### Data entries for graphics
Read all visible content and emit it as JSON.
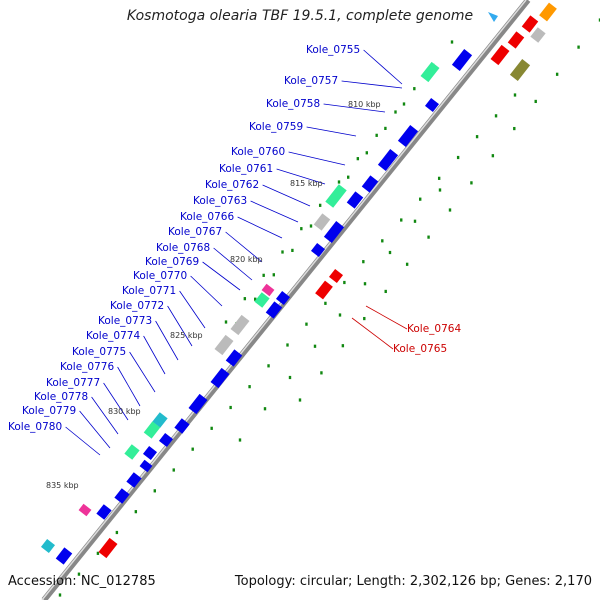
{
  "title": "Kosmotoga olearia TBF 19.5.1, complete genome",
  "accession_text": "Accession: NC_012785",
  "summary_text": "Topology: circular; Length: 2,302,126 bp; Genes: 2,170",
  "colors": {
    "forward_gene": "#0000ee",
    "reverse_gene": "#ee0000",
    "label_blue": "#0000cc",
    "label_red": "#cc0000",
    "rna_green": "#33ee99",
    "pseudo_gray": "#bbbbbb",
    "tick_green": "#118811",
    "backbone": "#888888"
  },
  "kbp_ticks": [
    "810 kbp",
    "815 kbp",
    "820 kbp",
    "825 kbp",
    "830 kbp",
    "835 kbp"
  ],
  "forward_labels": [
    "Kole_0755",
    "Kole_0757",
    "Kole_0758",
    "Kole_0759",
    "Kole_0760",
    "Kole_0761",
    "Kole_0762",
    "Kole_0763",
    "Kole_0766",
    "Kole_0767",
    "Kole_0768",
    "Kole_0769",
    "Kole_0770",
    "Kole_0771",
    "Kole_0772",
    "Kole_0773",
    "Kole_0774",
    "Kole_0775",
    "Kole_0776",
    "Kole_0777",
    "Kole_0778",
    "Kole_0779",
    "Kole_0780"
  ],
  "reverse_labels": [
    "Kole_0764",
    "Kole_0765"
  ]
}
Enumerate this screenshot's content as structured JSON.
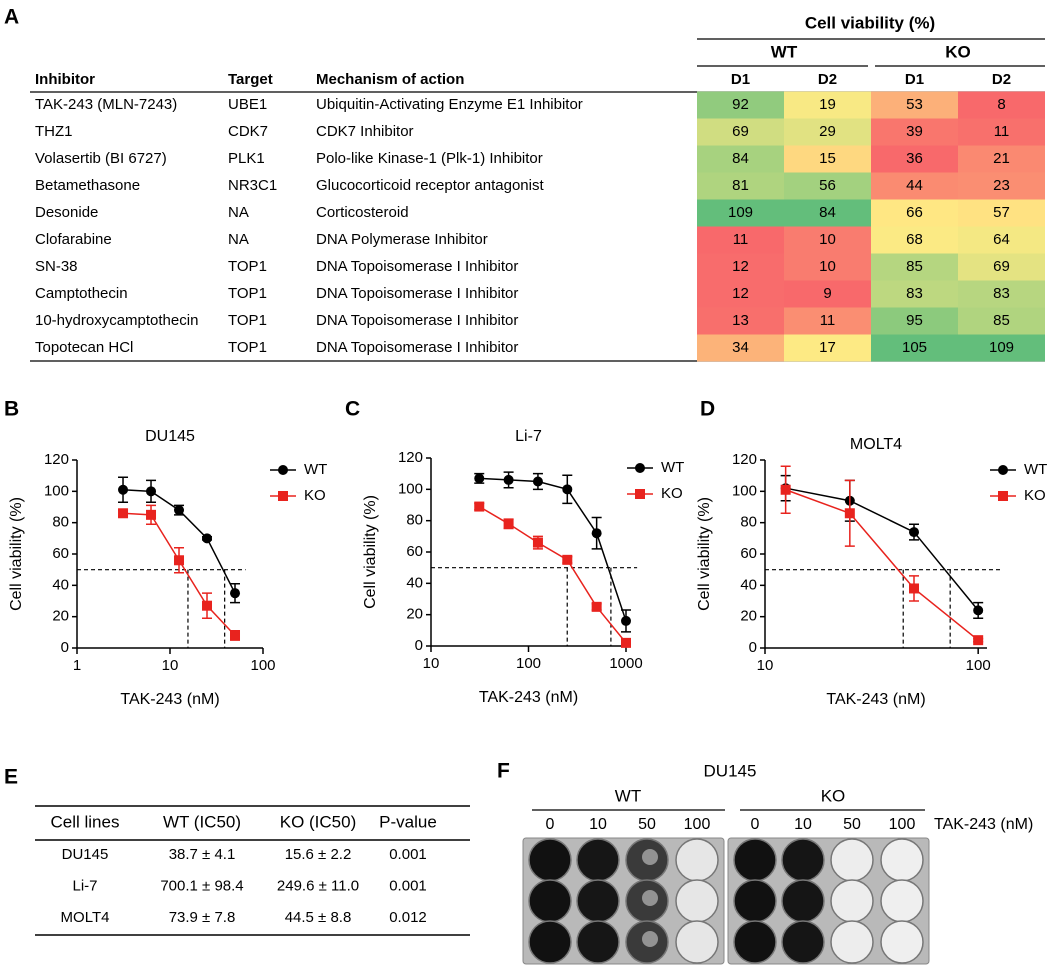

### Assigned task
Go through the data above and transcribe it in full, omitting any image.

### Answer box
Read all visible content and emit it as JSON.
{
  "title": "Kosmotoga olearia TBF 19.5.1, complete genome",
  "accession_text": "Accession: NC_012785",
  "summary_text": "Topology: circular; Length: 2,302,126 bp; Genes: 2,170",
  "colors": {
    "forward_gene": "#0000ee",
    "reverse_gene": "#ee0000",
    "label_blue": "#0000cc",
    "label_red": "#cc0000",
    "rna_green": "#33ee99",
    "pseudo_gray": "#bbbbbb",
    "tick_green": "#118811",
    "backbone": "#888888"
  },
  "kbp_ticks": [
    "810 kbp",
    "815 kbp",
    "820 kbp",
    "825 kbp",
    "830 kbp",
    "835 kbp"
  ],
  "forward_labels": [
    "Kole_0755",
    "Kole_0757",
    "Kole_0758",
    "Kole_0759",
    "Kole_0760",
    "Kole_0761",
    "Kole_0762",
    "Kole_0763",
    "Kole_0766",
    "Kole_0767",
    "Kole_0768",
    "Kole_0769",
    "Kole_0770",
    "Kole_0771",
    "Kole_0772",
    "Kole_0773",
    "Kole_0774",
    "Kole_0775",
    "Kole_0776",
    "Kole_0777",
    "Kole_0778",
    "Kole_0779",
    "Kole_0780"
  ],
  "reverse_labels": [
    "Kole_0764",
    "Kole_0765"
  ]
}
Enumerate this screenshot's content as structured JSON.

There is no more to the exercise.